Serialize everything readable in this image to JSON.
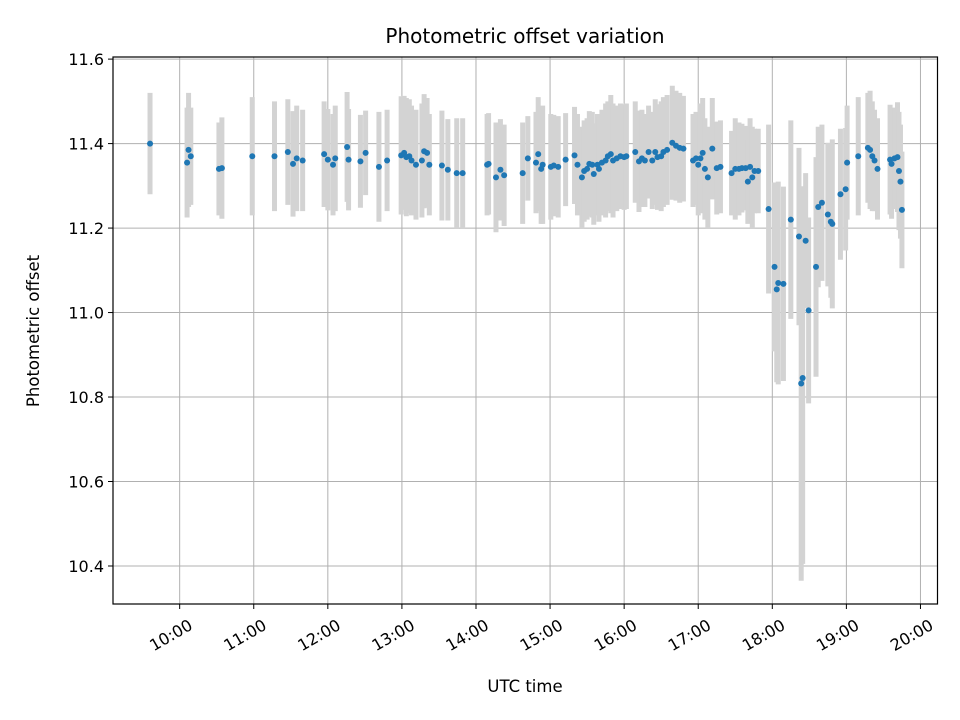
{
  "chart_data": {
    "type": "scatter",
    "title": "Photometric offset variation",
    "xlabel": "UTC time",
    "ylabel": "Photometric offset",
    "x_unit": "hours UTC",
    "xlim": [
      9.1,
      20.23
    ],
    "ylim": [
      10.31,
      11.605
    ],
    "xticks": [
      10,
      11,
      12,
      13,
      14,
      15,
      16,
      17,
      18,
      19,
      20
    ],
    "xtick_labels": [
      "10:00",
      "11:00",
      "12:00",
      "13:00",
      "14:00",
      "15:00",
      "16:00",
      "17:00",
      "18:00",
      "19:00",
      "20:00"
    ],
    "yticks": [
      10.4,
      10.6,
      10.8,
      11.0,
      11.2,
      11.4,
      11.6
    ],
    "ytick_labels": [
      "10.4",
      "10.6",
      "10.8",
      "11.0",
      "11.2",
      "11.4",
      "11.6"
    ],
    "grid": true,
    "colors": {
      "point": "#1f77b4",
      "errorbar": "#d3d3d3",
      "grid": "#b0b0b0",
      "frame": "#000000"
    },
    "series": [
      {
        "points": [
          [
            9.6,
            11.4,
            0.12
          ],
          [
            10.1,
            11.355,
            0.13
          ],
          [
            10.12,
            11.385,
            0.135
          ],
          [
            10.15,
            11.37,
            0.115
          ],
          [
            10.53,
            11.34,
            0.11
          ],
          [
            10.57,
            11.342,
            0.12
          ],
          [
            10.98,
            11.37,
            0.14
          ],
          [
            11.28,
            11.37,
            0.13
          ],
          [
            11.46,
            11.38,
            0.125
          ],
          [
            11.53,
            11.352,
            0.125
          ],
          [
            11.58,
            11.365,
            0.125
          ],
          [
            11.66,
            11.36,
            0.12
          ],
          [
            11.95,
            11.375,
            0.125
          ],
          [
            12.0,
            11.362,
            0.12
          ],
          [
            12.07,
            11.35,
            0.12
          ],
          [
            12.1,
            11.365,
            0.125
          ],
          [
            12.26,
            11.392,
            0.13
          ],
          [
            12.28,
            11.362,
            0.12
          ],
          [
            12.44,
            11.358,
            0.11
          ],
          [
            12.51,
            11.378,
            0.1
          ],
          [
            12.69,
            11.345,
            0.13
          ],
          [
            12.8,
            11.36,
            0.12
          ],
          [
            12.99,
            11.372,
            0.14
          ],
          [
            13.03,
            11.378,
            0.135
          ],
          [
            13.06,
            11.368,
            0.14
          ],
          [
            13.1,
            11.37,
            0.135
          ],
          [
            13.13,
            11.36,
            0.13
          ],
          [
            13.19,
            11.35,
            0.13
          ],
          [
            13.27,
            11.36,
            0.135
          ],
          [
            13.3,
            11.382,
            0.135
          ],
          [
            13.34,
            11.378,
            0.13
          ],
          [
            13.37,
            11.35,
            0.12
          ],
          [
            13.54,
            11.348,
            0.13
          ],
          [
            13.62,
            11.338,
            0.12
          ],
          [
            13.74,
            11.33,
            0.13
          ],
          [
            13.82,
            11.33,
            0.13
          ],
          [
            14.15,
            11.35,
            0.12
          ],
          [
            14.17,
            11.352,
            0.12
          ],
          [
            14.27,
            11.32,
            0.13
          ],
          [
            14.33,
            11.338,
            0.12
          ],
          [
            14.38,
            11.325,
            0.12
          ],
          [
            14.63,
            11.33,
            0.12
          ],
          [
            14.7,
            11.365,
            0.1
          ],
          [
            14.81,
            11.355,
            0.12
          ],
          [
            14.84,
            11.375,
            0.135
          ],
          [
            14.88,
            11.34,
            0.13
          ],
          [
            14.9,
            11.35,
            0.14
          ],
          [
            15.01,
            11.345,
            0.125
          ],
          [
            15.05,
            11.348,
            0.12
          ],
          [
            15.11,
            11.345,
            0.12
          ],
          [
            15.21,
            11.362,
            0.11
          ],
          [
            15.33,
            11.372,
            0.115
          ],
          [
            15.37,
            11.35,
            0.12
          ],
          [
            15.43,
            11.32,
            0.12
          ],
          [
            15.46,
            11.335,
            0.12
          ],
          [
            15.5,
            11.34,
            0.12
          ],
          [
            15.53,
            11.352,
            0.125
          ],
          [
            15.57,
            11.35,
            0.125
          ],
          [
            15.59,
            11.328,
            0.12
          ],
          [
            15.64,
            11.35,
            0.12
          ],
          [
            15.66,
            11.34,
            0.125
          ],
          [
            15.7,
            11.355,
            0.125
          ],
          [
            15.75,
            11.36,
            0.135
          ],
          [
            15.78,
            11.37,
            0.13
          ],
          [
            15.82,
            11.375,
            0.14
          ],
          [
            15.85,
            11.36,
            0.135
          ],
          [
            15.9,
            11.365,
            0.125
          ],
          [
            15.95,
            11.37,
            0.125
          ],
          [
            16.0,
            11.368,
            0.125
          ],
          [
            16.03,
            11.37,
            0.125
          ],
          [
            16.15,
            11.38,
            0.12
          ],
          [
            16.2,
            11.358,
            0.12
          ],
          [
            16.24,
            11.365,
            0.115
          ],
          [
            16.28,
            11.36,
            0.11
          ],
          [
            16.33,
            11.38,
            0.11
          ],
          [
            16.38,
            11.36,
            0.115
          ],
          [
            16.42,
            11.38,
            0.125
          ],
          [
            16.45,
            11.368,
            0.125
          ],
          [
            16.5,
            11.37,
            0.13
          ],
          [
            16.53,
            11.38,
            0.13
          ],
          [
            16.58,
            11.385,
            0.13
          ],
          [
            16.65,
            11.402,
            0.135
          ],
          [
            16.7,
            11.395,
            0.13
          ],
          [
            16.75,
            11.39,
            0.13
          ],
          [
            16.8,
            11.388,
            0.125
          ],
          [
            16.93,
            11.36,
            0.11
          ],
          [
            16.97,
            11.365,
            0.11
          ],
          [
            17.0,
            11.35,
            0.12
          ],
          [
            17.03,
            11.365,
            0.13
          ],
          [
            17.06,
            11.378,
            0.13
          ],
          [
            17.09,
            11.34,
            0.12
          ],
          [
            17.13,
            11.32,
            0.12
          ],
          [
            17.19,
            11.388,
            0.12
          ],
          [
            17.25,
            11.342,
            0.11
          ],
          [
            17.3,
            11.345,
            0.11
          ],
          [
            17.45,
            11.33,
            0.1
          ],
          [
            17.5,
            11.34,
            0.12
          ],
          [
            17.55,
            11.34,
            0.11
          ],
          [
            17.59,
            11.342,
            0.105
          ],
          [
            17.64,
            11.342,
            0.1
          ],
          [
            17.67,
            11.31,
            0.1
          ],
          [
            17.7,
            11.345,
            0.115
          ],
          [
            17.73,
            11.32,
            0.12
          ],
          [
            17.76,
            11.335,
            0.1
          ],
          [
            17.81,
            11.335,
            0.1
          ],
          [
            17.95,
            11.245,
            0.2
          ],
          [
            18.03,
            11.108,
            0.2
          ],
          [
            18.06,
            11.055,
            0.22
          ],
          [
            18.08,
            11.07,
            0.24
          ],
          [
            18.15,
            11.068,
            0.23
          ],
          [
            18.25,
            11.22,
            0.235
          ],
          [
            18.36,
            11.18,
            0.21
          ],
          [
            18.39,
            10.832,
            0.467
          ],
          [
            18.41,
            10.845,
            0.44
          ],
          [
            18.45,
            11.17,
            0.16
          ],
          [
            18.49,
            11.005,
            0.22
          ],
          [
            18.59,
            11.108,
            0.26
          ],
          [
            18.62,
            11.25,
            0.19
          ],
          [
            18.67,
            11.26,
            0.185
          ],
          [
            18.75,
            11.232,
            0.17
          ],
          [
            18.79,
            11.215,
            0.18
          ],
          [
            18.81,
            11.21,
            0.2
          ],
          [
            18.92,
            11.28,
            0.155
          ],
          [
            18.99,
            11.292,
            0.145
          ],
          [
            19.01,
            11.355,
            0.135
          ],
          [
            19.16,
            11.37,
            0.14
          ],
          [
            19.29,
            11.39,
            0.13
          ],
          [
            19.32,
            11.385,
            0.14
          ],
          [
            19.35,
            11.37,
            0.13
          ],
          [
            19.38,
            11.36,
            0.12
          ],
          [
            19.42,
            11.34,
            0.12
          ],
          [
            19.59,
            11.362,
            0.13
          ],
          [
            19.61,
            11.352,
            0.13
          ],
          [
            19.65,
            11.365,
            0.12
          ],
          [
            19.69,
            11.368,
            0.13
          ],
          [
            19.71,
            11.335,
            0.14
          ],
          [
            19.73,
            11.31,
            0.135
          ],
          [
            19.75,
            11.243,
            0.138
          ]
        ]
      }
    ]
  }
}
════
**DIRECTIONS FOR THIS TASK**
Copy each line holding the word "Photometric" from the listing above.

**EXPECTED ANSWER**
    "title": "Photometric offset variation",
    "ylabel": "Photometric offset",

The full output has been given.